§ **DESCRIPTION OF THE TASK**:
Select and reproduce each line of the listing below that bears the string "more".

§ **RECORDS FOR THE EXERCISE**:
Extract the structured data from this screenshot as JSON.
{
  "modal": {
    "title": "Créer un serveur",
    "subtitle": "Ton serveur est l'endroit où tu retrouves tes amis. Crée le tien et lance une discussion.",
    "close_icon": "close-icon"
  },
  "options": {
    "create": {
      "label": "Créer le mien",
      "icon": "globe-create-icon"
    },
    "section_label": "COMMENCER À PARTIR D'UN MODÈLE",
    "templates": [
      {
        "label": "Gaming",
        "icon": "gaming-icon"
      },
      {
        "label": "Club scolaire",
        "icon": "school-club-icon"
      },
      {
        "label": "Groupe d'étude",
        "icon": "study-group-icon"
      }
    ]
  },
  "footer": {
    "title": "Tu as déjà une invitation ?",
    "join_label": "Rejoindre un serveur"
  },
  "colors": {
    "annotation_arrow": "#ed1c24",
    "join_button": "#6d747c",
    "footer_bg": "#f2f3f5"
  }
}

---

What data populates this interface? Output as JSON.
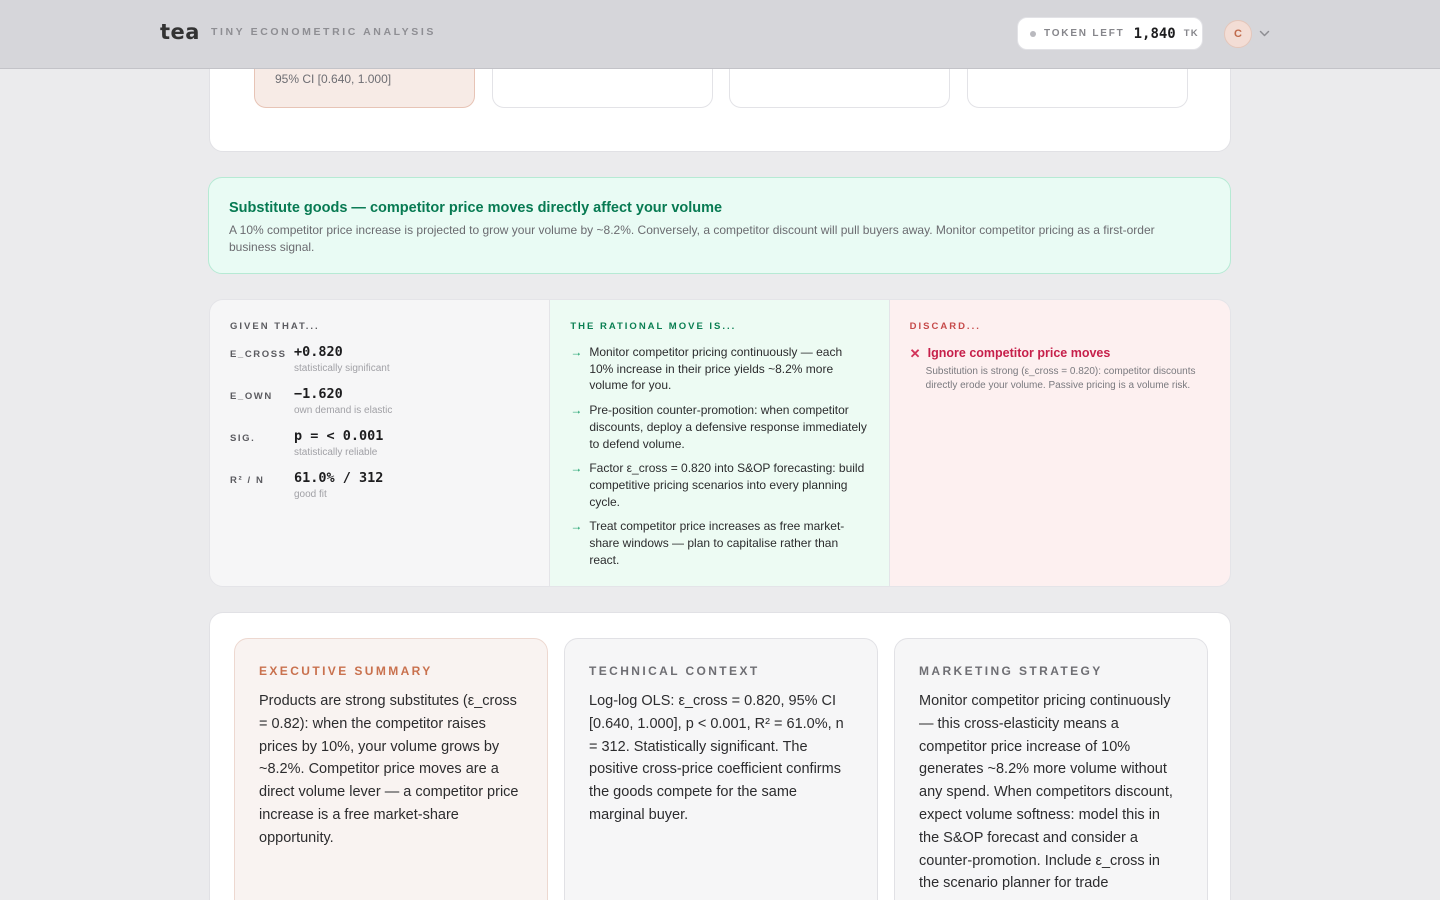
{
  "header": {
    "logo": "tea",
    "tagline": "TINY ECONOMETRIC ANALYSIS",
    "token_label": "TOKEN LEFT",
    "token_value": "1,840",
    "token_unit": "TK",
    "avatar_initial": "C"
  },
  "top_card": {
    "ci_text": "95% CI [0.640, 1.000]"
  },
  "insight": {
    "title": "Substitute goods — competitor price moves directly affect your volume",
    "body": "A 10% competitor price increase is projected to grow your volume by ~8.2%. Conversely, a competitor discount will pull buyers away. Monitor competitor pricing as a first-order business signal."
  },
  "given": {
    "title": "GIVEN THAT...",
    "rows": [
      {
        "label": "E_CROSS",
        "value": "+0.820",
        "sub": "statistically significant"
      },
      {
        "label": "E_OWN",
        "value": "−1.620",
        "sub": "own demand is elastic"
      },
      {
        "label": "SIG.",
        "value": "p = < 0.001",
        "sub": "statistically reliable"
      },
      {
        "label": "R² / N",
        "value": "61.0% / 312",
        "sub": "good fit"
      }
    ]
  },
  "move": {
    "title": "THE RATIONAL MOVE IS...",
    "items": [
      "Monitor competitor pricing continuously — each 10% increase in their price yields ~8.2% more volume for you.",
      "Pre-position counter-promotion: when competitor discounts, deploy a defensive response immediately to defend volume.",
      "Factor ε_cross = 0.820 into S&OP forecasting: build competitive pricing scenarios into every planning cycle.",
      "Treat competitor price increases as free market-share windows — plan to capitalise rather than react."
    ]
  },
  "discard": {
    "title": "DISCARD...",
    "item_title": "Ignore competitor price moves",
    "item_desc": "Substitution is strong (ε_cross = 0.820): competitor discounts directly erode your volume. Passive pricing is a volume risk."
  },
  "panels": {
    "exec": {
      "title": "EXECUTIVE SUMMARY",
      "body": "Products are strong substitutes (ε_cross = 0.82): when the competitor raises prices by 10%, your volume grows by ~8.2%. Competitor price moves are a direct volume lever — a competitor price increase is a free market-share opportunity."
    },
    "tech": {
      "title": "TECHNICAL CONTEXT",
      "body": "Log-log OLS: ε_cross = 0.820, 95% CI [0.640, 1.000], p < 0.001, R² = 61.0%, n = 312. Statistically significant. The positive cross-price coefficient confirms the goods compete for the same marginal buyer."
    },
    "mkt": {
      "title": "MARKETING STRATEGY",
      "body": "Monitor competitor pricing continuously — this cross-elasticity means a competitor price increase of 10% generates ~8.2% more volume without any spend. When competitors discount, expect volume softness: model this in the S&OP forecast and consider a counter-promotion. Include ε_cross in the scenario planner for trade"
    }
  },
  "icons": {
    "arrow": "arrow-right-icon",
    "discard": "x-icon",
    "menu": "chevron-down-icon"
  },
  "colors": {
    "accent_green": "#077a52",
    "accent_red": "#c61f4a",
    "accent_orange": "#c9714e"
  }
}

§ **EXPECTED OUTPUT**:
      "Monitor competitor pricing continuously — each 10% increase in their price yields ~8.2% more volume for you.",
      "body": "Monitor competitor pricing continuously — this cross-elasticity means a competitor price increase of 10% generates ~8.2% more volume without any spend. When competitors discount, expect volume softness: model this in the S&OP forecast and consider a counter-promotion. Include ε_cross in the scenario planner for trade"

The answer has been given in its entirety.